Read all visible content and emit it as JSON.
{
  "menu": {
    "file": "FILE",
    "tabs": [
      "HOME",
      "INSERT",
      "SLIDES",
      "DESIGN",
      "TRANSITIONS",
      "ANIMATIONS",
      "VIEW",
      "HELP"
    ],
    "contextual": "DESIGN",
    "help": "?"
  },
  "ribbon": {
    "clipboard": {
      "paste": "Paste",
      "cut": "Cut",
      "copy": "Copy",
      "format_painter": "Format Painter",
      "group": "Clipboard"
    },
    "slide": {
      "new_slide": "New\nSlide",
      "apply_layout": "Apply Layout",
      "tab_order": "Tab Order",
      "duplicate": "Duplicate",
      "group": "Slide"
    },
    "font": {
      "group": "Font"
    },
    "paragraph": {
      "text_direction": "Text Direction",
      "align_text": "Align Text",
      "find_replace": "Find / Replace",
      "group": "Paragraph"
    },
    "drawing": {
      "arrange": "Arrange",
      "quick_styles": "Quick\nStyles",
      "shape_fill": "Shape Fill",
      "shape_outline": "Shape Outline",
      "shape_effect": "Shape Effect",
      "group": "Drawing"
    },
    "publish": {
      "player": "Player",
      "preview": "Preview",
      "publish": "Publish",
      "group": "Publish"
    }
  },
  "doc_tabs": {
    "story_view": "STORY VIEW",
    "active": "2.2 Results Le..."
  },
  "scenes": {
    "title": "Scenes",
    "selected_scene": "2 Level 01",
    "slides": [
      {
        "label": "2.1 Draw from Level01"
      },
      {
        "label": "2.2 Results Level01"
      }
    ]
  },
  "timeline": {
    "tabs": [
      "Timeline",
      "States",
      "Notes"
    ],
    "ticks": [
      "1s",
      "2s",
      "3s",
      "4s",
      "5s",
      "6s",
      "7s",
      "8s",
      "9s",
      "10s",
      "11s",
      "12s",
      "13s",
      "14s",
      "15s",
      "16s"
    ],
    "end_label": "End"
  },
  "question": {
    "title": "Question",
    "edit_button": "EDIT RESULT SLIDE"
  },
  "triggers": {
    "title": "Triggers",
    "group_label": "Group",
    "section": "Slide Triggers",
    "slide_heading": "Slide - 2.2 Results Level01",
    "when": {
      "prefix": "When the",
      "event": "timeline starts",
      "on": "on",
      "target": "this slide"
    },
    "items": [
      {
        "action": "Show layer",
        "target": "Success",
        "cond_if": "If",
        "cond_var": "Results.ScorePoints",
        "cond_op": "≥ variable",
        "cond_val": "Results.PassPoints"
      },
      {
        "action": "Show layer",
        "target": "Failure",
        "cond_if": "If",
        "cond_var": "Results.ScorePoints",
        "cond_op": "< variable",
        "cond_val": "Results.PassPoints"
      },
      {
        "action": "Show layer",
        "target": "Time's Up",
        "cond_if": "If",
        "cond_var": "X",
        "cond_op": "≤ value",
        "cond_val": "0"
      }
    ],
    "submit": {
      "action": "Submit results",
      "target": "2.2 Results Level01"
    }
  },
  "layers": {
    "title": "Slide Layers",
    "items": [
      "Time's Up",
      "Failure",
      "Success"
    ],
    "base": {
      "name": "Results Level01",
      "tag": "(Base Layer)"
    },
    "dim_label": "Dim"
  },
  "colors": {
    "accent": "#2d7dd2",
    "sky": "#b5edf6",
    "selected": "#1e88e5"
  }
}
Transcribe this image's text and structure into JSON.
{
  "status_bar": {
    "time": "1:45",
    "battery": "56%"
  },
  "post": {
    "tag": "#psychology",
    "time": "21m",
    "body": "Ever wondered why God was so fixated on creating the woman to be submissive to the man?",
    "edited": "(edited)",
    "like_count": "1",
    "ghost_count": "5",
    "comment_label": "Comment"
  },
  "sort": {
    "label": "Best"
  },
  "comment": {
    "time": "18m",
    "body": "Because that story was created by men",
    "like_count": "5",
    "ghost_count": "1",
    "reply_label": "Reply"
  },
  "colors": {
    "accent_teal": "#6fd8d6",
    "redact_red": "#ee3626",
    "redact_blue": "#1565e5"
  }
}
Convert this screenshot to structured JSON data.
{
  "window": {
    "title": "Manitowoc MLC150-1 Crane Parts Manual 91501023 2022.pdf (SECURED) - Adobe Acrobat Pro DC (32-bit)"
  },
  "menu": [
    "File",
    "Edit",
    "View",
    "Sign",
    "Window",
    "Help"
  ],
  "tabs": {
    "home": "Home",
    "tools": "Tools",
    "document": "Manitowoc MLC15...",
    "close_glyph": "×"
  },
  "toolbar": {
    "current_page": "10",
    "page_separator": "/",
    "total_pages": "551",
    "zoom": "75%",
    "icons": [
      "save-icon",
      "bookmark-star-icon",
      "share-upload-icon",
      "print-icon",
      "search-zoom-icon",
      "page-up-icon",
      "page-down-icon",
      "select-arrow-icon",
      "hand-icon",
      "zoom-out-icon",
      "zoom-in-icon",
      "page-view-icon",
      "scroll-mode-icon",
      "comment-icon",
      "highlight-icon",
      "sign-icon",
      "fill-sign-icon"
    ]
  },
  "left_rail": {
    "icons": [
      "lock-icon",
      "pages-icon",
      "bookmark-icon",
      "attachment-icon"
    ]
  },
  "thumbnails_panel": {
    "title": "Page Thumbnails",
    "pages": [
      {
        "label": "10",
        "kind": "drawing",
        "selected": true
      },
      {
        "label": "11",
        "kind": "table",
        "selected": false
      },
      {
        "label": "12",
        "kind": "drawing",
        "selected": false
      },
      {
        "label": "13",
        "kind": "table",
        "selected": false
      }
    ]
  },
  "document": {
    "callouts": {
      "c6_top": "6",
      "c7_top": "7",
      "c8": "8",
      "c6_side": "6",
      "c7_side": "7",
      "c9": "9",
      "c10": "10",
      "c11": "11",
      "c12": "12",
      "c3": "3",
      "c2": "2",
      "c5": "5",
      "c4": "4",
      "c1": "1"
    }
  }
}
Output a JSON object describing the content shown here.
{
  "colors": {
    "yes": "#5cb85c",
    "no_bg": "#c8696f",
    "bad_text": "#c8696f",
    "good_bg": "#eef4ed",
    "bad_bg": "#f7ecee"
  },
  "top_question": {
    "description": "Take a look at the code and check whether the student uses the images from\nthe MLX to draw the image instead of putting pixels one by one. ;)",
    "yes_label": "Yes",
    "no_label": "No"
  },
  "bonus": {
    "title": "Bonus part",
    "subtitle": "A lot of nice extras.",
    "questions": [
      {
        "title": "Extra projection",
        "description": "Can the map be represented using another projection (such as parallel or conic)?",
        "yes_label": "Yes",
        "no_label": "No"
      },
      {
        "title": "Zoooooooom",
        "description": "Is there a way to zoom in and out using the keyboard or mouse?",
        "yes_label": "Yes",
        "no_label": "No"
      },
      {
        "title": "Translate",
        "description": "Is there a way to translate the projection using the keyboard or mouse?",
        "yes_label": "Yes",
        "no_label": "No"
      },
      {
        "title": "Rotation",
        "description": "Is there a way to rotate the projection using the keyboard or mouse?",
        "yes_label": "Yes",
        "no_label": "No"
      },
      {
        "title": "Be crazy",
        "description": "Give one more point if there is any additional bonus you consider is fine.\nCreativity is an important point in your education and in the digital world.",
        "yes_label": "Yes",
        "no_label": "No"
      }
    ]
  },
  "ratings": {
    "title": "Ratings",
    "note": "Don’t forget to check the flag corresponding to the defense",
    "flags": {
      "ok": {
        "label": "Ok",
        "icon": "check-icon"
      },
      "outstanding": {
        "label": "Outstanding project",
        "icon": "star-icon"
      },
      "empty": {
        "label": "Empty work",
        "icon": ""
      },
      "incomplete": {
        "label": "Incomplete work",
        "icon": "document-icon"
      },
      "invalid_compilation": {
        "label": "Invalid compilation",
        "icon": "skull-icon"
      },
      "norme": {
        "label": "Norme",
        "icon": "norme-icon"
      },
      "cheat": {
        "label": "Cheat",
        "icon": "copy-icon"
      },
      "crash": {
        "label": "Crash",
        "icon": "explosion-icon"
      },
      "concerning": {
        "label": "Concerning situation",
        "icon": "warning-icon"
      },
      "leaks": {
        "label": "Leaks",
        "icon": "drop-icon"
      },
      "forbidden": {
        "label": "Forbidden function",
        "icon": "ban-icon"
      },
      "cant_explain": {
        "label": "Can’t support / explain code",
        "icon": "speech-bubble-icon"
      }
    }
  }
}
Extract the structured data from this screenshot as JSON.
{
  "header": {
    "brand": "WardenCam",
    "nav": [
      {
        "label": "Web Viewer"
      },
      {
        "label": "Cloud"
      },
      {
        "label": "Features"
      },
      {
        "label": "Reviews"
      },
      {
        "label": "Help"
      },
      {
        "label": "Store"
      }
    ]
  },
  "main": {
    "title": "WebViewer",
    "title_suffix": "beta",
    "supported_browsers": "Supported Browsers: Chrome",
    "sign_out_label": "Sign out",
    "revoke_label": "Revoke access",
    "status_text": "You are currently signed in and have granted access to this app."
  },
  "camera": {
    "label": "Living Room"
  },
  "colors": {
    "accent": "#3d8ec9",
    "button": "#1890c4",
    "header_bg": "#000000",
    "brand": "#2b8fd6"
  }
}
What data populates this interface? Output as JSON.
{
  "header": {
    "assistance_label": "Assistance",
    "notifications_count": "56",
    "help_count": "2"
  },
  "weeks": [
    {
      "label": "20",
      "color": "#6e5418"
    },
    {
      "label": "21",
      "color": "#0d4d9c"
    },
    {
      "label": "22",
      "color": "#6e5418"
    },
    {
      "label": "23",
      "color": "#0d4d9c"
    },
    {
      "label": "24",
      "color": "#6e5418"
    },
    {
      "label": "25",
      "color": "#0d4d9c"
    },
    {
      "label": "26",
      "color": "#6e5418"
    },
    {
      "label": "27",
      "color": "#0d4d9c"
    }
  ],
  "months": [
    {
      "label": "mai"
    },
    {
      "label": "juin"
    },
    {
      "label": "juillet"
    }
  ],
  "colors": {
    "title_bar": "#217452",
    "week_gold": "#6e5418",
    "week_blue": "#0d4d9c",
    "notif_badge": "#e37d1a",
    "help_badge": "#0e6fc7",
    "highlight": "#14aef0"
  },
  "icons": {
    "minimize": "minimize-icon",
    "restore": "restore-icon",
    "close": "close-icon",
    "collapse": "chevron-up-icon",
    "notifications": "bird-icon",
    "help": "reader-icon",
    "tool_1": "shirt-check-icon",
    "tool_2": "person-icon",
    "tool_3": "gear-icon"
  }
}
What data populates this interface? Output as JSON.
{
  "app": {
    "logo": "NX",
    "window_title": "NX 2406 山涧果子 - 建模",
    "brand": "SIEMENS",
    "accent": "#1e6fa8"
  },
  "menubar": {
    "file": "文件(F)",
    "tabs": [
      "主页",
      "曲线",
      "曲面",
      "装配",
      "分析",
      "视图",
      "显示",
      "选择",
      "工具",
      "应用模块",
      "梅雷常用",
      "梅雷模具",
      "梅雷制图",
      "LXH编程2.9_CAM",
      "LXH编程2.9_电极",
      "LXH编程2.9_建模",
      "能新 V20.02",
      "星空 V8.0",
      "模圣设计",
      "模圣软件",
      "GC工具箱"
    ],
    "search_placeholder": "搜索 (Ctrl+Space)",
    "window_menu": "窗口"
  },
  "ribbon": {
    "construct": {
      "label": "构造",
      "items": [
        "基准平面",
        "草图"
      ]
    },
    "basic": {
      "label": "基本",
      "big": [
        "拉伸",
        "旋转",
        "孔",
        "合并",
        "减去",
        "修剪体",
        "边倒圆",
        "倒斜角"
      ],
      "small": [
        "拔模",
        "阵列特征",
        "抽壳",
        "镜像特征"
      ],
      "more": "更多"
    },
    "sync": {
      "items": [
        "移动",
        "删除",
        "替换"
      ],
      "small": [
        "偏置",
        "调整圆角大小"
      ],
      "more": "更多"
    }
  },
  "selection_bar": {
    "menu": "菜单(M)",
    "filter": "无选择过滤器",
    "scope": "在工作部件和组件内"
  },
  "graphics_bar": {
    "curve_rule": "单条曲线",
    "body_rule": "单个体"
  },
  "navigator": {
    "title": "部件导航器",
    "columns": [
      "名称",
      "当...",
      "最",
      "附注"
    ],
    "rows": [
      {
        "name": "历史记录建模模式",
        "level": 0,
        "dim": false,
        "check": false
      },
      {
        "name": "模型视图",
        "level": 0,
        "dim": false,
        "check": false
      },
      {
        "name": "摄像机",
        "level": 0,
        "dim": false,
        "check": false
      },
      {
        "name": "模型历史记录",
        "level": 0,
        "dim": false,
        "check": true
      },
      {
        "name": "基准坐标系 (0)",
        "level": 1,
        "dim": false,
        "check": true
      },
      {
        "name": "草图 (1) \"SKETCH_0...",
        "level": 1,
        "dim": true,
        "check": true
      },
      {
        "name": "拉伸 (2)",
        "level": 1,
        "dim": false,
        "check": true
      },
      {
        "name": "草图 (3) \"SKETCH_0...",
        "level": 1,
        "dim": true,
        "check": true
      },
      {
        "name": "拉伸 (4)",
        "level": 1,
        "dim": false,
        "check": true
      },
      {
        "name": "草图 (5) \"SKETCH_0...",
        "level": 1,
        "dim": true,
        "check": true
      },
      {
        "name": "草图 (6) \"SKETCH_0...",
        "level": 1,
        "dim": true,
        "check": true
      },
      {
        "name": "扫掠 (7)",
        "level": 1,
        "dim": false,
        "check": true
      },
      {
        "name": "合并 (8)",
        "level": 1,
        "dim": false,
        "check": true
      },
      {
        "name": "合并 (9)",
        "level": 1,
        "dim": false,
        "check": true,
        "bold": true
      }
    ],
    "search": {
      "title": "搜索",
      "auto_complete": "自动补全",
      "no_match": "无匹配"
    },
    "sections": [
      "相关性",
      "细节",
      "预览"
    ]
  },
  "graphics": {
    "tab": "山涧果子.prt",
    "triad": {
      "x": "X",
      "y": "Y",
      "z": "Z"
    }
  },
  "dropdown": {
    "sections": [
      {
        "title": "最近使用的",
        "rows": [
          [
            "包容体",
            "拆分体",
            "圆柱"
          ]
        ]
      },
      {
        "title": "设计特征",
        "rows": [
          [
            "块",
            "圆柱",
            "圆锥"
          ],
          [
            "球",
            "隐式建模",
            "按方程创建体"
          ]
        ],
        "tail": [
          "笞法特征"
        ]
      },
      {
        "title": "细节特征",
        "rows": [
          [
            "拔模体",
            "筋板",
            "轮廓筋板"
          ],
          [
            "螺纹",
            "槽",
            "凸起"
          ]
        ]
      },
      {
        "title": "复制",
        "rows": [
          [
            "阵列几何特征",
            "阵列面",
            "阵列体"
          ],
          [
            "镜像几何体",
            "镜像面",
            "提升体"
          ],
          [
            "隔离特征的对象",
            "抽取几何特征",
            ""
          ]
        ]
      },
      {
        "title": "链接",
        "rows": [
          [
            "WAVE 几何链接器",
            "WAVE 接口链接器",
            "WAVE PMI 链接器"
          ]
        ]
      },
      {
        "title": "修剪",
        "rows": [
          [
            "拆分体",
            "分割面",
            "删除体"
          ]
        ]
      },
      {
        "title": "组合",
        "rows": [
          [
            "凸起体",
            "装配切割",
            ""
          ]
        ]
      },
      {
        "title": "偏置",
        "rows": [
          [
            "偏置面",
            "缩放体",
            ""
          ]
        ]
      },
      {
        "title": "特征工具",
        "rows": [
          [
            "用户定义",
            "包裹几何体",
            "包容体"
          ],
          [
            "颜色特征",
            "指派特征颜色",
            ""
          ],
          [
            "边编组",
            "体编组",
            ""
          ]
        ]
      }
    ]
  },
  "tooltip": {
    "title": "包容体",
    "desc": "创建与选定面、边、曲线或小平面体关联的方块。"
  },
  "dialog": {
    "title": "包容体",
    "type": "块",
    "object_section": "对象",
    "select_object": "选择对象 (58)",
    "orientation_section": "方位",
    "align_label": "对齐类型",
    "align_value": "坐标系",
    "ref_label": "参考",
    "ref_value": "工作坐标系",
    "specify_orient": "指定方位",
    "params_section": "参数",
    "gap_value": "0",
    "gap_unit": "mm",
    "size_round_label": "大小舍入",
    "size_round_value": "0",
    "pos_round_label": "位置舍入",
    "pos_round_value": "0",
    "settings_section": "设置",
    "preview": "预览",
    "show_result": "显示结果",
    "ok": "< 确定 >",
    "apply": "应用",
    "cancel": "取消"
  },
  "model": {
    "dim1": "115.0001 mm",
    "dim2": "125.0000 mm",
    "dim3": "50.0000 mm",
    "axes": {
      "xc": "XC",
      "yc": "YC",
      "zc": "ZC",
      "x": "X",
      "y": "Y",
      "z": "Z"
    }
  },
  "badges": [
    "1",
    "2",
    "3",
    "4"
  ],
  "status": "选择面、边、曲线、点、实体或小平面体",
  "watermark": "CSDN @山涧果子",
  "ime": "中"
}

_Exercise prompt_.
Find the number of lines in which the word "code" occurs, and write nothing but that number.

_Response_.
2